§ Materials provided:
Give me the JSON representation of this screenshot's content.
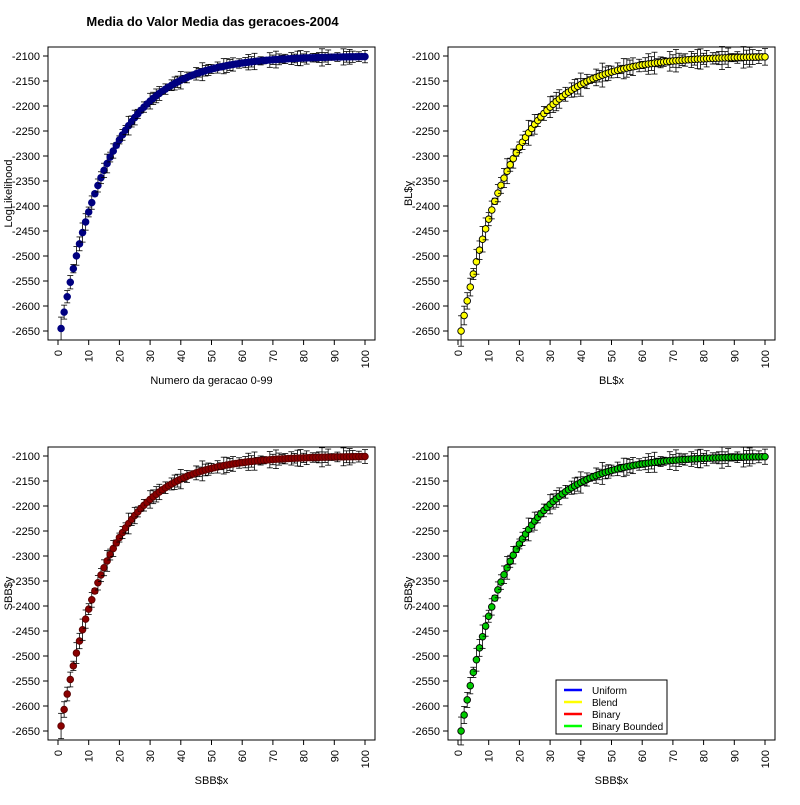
{
  "title": "Media do Valor Media das geracoes-2004",
  "legend": {
    "items": [
      {
        "label": "Uniform",
        "color": "#0000ff"
      },
      {
        "label": "Blend",
        "color": "#ffff00"
      },
      {
        "label": "Binary",
        "color": "#ff0000"
      },
      {
        "label": "Binary Bounded",
        "color": "#00ff00"
      }
    ],
    "placement": "bottom-right of bottom-right panel"
  },
  "chart_data": [
    {
      "type": "scatter",
      "xlabel": "Numero da geracao 0-99",
      "ylabel": "LogLikelihood",
      "xlim": [
        0,
        100
      ],
      "ylim": [
        -2660,
        -2090
      ],
      "x_ticks": [
        0,
        10,
        20,
        30,
        40,
        50,
        60,
        70,
        80,
        90,
        100
      ],
      "y_ticks": [
        -2100,
        -2150,
        -2200,
        -2250,
        -2300,
        -2350,
        -2400,
        -2450,
        -2500,
        -2550,
        -2600,
        -2650
      ],
      "point_color": "#000080",
      "point_stroke": "#000080",
      "model": {
        "start": -2645,
        "end": -2100,
        "k": 0.062,
        "err": 18
      },
      "grid": false
    },
    {
      "type": "scatter",
      "xlabel": "BL$x",
      "ylabel": "BL$y",
      "xlim": [
        0,
        100
      ],
      "ylim": [
        -2660,
        -2090
      ],
      "x_ticks": [
        0,
        10,
        20,
        30,
        40,
        50,
        60,
        70,
        80,
        90,
        100
      ],
      "y_ticks": [
        -2100,
        -2150,
        -2200,
        -2250,
        -2300,
        -2350,
        -2400,
        -2450,
        -2500,
        -2550,
        -2600,
        -2650
      ],
      "point_color": "#ffff00",
      "point_stroke": "#000000",
      "model": {
        "start": -2650,
        "end": -2100,
        "k": 0.058,
        "err": 24
      },
      "grid": false
    },
    {
      "type": "scatter",
      "xlabel": "SBB$x",
      "ylabel": "SBB$y",
      "xlim": [
        0,
        100
      ],
      "ylim": [
        -2660,
        -2090
      ],
      "x_ticks": [
        0,
        10,
        20,
        30,
        40,
        50,
        60,
        70,
        80,
        90,
        100
      ],
      "y_ticks": [
        -2100,
        -2150,
        -2200,
        -2250,
        -2300,
        -2350,
        -2400,
        -2450,
        -2500,
        -2550,
        -2600,
        -2650
      ],
      "point_color": "#8b0000",
      "point_stroke": "#5a0000",
      "model": {
        "start": -2640,
        "end": -2100,
        "k": 0.063,
        "err": 20
      },
      "grid": false
    },
    {
      "type": "scatter",
      "xlabel": "SBB$x",
      "ylabel": "SBB$y",
      "xlim": [
        0,
        100
      ],
      "ylim": [
        -2660,
        -2090
      ],
      "x_ticks": [
        0,
        10,
        20,
        30,
        40,
        50,
        60,
        70,
        80,
        90,
        100
      ],
      "y_ticks": [
        -2100,
        -2150,
        -2200,
        -2250,
        -2300,
        -2350,
        -2400,
        -2450,
        -2500,
        -2550,
        -2600,
        -2650
      ],
      "point_color": "#00cc00",
      "point_stroke": "#000000",
      "model": {
        "start": -2650,
        "end": -2100,
        "k": 0.06,
        "err": 22
      },
      "grid": false
    }
  ]
}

§ Problem statement:
Every entry must be transcribed exactly. Pictures do not belong in the copy.

§ Expected output:
Give me the JSON representation of this screenshot's content.
{
  "title": "Media do Valor Media das geracoes-2004",
  "legend": {
    "items": [
      {
        "label": "Uniform",
        "color": "#0000ff"
      },
      {
        "label": "Blend",
        "color": "#ffff00"
      },
      {
        "label": "Binary",
        "color": "#ff0000"
      },
      {
        "label": "Binary Bounded",
        "color": "#00ff00"
      }
    ],
    "placement": "bottom-right of bottom-right panel"
  },
  "chart_data": [
    {
      "type": "scatter",
      "xlabel": "Numero da geracao 0-99",
      "ylabel": "LogLikelihood",
      "xlim": [
        0,
        100
      ],
      "ylim": [
        -2660,
        -2090
      ],
      "x_ticks": [
        0,
        10,
        20,
        30,
        40,
        50,
        60,
        70,
        80,
        90,
        100
      ],
      "y_ticks": [
        -2100,
        -2150,
        -2200,
        -2250,
        -2300,
        -2350,
        -2400,
        -2450,
        -2500,
        -2550,
        -2600,
        -2650
      ],
      "point_color": "#000080",
      "point_stroke": "#000080",
      "model": {
        "start": -2645,
        "end": -2100,
        "k": 0.062,
        "err": 18
      },
      "grid": false
    },
    {
      "type": "scatter",
      "xlabel": "BL$x",
      "ylabel": "BL$y",
      "xlim": [
        0,
        100
      ],
      "ylim": [
        -2660,
        -2090
      ],
      "x_ticks": [
        0,
        10,
        20,
        30,
        40,
        50,
        60,
        70,
        80,
        90,
        100
      ],
      "y_ticks": [
        -2100,
        -2150,
        -2200,
        -2250,
        -2300,
        -2350,
        -2400,
        -2450,
        -2500,
        -2550,
        -2600,
        -2650
      ],
      "point_color": "#ffff00",
      "point_stroke": "#000000",
      "model": {
        "start": -2650,
        "end": -2100,
        "k": 0.058,
        "err": 24
      },
      "grid": false
    },
    {
      "type": "scatter",
      "xlabel": "SBB$x",
      "ylabel": "SBB$y",
      "xlim": [
        0,
        100
      ],
      "ylim": [
        -2660,
        -2090
      ],
      "x_ticks": [
        0,
        10,
        20,
        30,
        40,
        50,
        60,
        70,
        80,
        90,
        100
      ],
      "y_ticks": [
        -2100,
        -2150,
        -2200,
        -2250,
        -2300,
        -2350,
        -2400,
        -2450,
        -2500,
        -2550,
        -2600,
        -2650
      ],
      "point_color": "#8b0000",
      "point_stroke": "#5a0000",
      "model": {
        "start": -2640,
        "end": -2100,
        "k": 0.063,
        "err": 20
      },
      "grid": false
    },
    {
      "type": "scatter",
      "xlabel": "SBB$x",
      "ylabel": "SBB$y",
      "xlim": [
        0,
        100
      ],
      "ylim": [
        -2660,
        -2090
      ],
      "x_ticks": [
        0,
        10,
        20,
        30,
        40,
        50,
        60,
        70,
        80,
        90,
        100
      ],
      "y_ticks": [
        -2100,
        -2150,
        -2200,
        -2250,
        -2300,
        -2350,
        -2400,
        -2450,
        -2500,
        -2550,
        -2600,
        -2650
      ],
      "point_color": "#00cc00",
      "point_stroke": "#000000",
      "model": {
        "start": -2650,
        "end": -2100,
        "k": 0.06,
        "err": 22
      },
      "grid": false
    }
  ]
}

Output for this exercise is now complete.